TO BE DONE -> From the entries below, extract every line that includes the word "mass".

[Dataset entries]
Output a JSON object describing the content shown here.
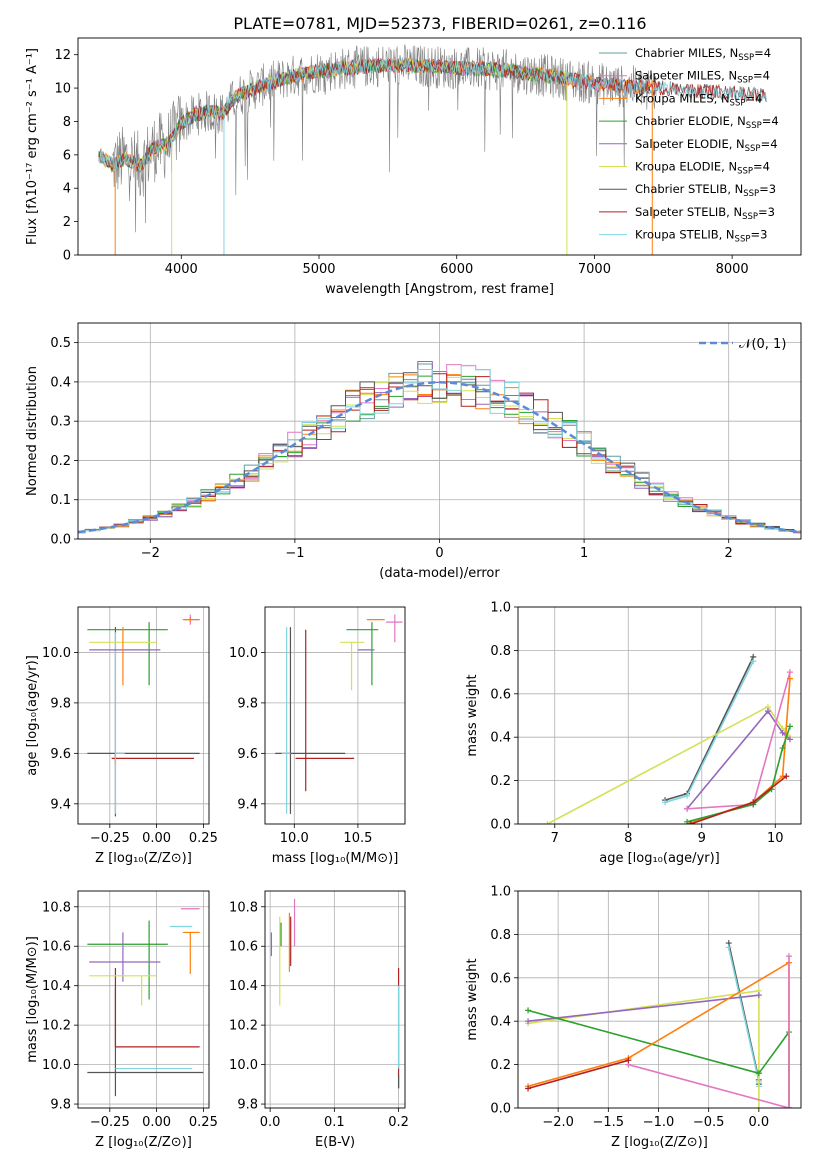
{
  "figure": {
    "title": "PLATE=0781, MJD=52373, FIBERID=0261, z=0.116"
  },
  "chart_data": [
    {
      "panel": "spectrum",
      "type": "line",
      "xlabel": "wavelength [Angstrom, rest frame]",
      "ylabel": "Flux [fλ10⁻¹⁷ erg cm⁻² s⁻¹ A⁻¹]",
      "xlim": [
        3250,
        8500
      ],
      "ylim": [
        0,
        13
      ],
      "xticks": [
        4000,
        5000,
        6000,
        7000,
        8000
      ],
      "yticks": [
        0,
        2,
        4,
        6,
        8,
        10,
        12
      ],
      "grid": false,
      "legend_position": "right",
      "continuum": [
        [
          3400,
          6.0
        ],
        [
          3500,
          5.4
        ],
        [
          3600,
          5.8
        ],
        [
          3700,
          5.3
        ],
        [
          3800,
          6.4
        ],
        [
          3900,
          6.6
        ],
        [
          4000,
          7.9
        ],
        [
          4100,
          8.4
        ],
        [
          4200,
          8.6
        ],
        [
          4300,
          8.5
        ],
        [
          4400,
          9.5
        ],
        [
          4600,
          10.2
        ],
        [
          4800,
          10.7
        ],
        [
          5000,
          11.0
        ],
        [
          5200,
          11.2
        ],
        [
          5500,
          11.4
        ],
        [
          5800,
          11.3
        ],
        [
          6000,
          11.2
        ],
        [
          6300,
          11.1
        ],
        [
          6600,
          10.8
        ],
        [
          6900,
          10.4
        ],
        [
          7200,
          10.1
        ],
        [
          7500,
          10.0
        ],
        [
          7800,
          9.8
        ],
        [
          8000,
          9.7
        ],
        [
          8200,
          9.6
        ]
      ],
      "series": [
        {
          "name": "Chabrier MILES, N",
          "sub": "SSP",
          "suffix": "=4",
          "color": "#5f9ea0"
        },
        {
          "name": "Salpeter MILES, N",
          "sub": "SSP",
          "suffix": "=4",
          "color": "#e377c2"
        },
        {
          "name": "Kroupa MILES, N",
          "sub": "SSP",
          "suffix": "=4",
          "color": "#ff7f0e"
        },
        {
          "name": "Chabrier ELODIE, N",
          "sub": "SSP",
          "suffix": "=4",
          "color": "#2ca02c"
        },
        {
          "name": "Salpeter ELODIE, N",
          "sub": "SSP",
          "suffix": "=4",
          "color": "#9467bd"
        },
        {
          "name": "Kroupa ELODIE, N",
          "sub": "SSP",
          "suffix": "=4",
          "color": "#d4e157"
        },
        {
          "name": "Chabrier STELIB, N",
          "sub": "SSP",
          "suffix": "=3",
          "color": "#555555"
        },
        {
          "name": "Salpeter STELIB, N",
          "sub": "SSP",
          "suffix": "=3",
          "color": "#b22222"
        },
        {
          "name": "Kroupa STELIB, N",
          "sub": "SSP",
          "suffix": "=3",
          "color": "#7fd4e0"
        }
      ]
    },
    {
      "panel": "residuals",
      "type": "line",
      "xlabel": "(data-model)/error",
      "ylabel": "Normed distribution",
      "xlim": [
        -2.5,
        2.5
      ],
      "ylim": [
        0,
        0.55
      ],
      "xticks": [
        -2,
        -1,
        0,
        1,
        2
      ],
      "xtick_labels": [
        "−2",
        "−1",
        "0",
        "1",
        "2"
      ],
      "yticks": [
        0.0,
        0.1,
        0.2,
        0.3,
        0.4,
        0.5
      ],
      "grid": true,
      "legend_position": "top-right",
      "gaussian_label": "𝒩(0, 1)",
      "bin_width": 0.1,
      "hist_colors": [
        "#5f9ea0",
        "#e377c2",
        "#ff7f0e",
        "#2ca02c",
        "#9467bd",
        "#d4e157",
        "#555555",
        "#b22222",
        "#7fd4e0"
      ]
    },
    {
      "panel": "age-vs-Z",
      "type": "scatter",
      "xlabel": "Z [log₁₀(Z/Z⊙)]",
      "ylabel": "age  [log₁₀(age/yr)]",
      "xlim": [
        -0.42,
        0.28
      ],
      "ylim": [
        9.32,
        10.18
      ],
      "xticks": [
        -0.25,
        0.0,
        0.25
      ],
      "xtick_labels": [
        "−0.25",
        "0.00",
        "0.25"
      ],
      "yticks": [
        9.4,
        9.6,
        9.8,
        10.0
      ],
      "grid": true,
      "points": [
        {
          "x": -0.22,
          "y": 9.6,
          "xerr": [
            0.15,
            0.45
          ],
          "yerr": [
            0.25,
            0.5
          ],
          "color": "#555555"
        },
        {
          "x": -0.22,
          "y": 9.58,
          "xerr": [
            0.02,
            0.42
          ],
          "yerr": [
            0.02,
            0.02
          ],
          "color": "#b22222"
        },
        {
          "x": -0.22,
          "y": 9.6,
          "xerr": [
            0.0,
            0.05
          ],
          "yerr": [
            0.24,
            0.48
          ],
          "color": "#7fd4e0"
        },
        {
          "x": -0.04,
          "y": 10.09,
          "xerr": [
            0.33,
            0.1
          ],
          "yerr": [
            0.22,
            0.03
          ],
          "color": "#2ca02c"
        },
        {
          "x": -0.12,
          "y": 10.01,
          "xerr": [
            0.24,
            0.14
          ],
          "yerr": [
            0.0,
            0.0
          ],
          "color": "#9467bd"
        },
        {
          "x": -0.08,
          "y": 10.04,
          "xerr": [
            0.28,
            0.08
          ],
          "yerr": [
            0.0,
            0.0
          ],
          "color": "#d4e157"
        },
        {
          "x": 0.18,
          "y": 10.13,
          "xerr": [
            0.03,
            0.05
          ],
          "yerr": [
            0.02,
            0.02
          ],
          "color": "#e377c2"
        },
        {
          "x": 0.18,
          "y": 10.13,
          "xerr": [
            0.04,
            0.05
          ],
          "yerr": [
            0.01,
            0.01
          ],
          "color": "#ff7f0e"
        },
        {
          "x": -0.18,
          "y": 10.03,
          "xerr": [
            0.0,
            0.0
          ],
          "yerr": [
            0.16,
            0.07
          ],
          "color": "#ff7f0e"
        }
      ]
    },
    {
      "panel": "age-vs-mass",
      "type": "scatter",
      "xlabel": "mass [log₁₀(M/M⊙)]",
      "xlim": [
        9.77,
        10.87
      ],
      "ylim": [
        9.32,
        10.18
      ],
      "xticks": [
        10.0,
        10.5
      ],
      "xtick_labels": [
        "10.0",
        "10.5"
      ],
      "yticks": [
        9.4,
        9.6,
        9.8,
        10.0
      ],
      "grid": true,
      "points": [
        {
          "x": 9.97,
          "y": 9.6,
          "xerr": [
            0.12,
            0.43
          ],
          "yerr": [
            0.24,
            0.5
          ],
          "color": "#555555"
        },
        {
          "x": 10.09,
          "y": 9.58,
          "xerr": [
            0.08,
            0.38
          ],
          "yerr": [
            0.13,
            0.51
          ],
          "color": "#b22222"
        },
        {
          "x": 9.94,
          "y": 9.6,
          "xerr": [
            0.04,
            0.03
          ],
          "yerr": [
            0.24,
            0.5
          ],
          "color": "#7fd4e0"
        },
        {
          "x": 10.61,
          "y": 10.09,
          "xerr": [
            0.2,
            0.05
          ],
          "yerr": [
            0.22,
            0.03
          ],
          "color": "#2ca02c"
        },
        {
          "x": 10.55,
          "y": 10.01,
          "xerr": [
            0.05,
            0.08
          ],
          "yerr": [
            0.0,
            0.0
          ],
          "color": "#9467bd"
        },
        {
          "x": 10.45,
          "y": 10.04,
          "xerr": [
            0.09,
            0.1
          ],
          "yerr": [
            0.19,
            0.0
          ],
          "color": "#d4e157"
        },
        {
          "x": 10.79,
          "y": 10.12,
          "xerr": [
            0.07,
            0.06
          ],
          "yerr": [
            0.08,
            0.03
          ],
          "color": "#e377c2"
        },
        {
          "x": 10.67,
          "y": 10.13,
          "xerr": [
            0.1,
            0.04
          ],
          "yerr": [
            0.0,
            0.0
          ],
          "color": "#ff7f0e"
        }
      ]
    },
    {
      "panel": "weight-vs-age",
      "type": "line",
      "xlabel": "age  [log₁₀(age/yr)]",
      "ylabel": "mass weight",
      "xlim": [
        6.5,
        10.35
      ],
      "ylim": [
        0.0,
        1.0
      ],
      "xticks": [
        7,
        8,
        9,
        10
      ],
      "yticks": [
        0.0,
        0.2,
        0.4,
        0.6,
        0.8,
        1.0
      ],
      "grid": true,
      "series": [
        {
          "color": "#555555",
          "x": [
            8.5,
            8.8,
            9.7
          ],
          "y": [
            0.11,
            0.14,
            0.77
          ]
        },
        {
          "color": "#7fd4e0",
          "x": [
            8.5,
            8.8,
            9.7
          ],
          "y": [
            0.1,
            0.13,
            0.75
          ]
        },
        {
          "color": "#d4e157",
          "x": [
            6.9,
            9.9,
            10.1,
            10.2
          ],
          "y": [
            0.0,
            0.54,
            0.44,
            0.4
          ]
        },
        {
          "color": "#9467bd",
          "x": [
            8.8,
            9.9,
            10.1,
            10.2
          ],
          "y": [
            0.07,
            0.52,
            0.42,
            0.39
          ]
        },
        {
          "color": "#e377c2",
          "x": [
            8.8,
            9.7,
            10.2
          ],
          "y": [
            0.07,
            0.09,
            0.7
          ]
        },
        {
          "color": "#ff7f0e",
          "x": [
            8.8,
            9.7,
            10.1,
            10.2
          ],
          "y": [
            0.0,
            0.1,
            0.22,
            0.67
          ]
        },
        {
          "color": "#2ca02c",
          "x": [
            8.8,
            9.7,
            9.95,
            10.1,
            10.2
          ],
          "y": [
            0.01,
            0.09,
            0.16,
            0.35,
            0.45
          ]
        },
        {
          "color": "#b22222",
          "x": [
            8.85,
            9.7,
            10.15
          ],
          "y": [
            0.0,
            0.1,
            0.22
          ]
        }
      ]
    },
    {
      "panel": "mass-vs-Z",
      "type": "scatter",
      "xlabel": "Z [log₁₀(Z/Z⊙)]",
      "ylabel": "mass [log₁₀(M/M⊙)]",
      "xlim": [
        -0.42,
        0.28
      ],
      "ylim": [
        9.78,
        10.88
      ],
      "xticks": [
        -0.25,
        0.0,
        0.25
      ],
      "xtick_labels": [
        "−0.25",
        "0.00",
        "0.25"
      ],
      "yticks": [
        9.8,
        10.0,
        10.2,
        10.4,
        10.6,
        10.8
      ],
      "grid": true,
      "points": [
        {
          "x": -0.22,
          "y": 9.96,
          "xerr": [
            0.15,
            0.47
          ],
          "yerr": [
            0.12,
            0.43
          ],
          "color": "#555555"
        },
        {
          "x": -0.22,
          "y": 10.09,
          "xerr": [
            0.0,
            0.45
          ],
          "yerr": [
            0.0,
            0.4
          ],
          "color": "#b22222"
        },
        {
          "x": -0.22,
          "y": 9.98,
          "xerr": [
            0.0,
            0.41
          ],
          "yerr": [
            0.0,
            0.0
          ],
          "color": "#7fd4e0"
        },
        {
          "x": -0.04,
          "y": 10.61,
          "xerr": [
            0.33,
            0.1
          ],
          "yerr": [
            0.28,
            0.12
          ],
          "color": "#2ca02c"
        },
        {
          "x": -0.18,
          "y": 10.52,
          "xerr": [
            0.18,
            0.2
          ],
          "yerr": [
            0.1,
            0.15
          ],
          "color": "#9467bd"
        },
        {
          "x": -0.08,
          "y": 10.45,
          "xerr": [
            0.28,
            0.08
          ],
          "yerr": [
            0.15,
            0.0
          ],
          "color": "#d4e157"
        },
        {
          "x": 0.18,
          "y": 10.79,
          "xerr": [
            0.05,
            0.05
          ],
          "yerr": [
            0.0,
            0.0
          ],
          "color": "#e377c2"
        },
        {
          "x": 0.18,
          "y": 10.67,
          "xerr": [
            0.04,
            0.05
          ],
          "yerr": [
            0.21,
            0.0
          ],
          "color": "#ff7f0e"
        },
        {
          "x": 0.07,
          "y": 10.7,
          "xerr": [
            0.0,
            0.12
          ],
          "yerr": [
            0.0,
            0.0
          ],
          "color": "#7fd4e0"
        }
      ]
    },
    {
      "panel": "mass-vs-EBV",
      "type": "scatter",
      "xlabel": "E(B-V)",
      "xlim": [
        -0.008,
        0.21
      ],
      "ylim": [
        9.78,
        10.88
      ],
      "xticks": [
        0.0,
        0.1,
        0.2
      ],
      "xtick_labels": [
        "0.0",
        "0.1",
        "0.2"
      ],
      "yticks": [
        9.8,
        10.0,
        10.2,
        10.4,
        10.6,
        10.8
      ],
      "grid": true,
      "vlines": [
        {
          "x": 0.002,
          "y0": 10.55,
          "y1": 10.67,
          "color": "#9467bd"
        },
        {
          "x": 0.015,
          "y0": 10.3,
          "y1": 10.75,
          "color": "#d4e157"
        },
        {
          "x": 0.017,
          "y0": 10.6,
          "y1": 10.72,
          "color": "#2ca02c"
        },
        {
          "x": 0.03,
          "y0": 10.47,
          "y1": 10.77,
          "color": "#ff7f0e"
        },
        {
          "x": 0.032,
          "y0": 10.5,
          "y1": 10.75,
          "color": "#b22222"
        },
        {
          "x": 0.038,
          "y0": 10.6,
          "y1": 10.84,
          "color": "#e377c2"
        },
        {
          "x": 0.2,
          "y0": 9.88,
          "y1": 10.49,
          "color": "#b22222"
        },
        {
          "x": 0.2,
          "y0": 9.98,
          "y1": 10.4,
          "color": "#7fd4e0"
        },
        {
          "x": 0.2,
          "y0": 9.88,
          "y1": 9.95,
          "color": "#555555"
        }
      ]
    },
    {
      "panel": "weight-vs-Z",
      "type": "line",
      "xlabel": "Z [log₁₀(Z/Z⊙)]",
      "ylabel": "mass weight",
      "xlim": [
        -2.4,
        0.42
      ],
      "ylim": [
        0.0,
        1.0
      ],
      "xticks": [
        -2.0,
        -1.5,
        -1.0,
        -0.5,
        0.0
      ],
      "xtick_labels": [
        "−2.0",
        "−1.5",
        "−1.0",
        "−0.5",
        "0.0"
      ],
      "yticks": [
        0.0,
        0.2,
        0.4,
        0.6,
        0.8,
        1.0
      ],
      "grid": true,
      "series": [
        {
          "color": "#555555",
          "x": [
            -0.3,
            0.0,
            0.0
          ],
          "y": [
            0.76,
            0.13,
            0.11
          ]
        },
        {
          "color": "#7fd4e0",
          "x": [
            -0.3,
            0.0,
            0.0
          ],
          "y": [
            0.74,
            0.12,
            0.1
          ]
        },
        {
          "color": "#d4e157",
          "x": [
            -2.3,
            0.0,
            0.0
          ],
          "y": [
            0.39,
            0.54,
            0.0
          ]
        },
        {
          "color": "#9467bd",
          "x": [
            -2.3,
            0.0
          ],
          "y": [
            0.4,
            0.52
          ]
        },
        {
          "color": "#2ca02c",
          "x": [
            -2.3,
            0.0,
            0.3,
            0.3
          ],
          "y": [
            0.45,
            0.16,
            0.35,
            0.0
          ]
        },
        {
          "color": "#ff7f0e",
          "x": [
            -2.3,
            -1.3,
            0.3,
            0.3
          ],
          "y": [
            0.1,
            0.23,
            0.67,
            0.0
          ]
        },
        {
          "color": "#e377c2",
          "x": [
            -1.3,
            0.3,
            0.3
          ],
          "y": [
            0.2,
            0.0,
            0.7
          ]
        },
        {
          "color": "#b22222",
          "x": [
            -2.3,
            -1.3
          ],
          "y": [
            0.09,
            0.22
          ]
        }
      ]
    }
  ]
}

SOLVED PROBLEM ->
      "panel": "age-vs-mass",
      "xlabel": "mass [log₁₀(M/M⊙)]",
      "ylabel": "mass weight",
      "panel": "mass-vs-Z",
      "ylabel": "mass [log₁₀(M/M⊙)]",
      "panel": "mass-vs-EBV",
      "ylabel": "mass weight",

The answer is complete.